● MATERIAL
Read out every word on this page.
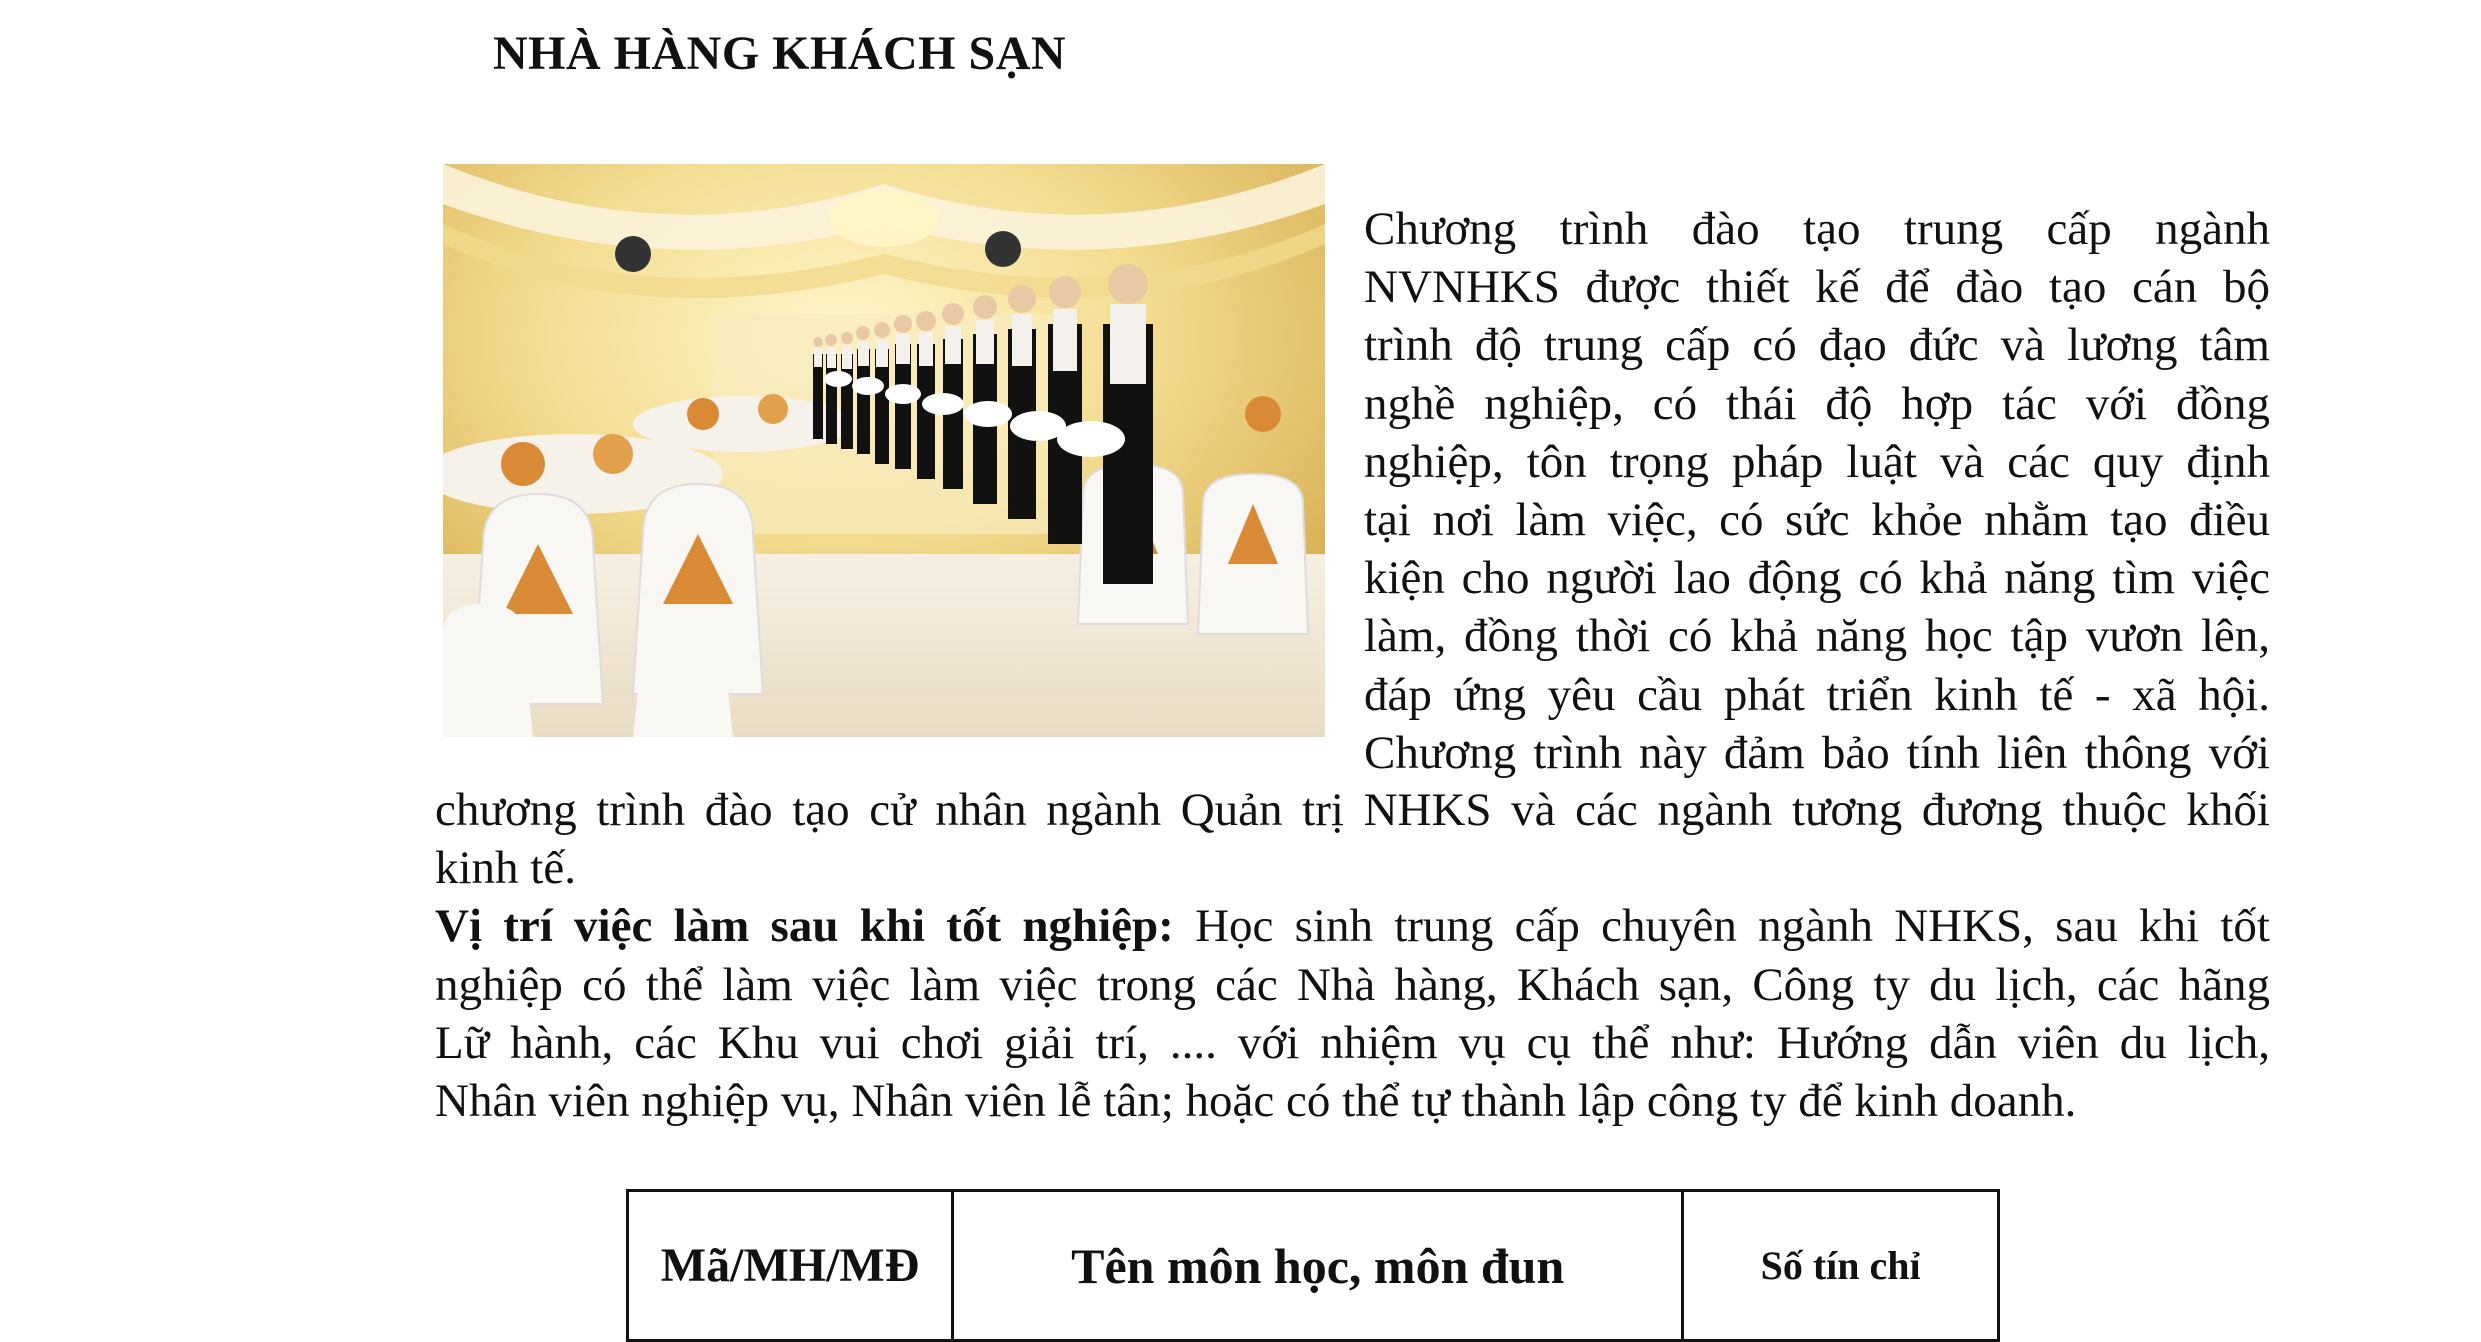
NHÀ HÀNG KHÁCH SẠN
Chương trình đào tạo trung cấp ngành
NVNHKS được thiết kế để đào tạo cán bộ
trình độ trung cấp có đạo đức và lương tâm
nghề nghiệp, có thái độ hợp tác với đồng
nghiệp, tôn trọng pháp luật và các quy định
tại nơi làm việc, có sức khỏe nhằm tạo điều
kiện cho người lao động có khả năng tìm việc
làm, đồng thời có khả năng học tập vươn lên,
đáp ứng yêu cầu phát triển kinh tế - xã hội.
Chương trình này đảm bảo tính liên thông với
chương trình đào tạo cử nhân ngành Quản trị NHKS và các ngành tương đương thuộc khối
kinh tế.
Vị trí việc làm sau khi tốt nghiệp: Học sinh trung cấp chuyên ngành NHKS, sau khi tốt
nghiệp có thể làm việc làm việc trong các Nhà hàng, Khách sạn, Công ty du lịch, các hãng
Lữ hành, các Khu vui chơi giải trí, .... với nhiệm vụ cụ thể như: Hướng dẫn viên du lịch,
Nhân viên nghiệp vụ, Nhân viên lễ tân; hoặc có thể tự thành lập công ty để kinh doanh.
Mã/MH/MĐ	Tên môn học, môn đun	Số tín chỉ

● EXERCISE BRIEF
Go through the lines above. Select every one that has the string "viên".

● IN RESPONSE
Lữ hành, các Khu vui chơi giải trí, .... với nhiệm vụ cụ thể như: Hướng dẫn viên du lịch,
Nhân viên nghiệp vụ, Nhân viên lễ tân; hoặc có thể tự thành lập công ty để kinh doanh.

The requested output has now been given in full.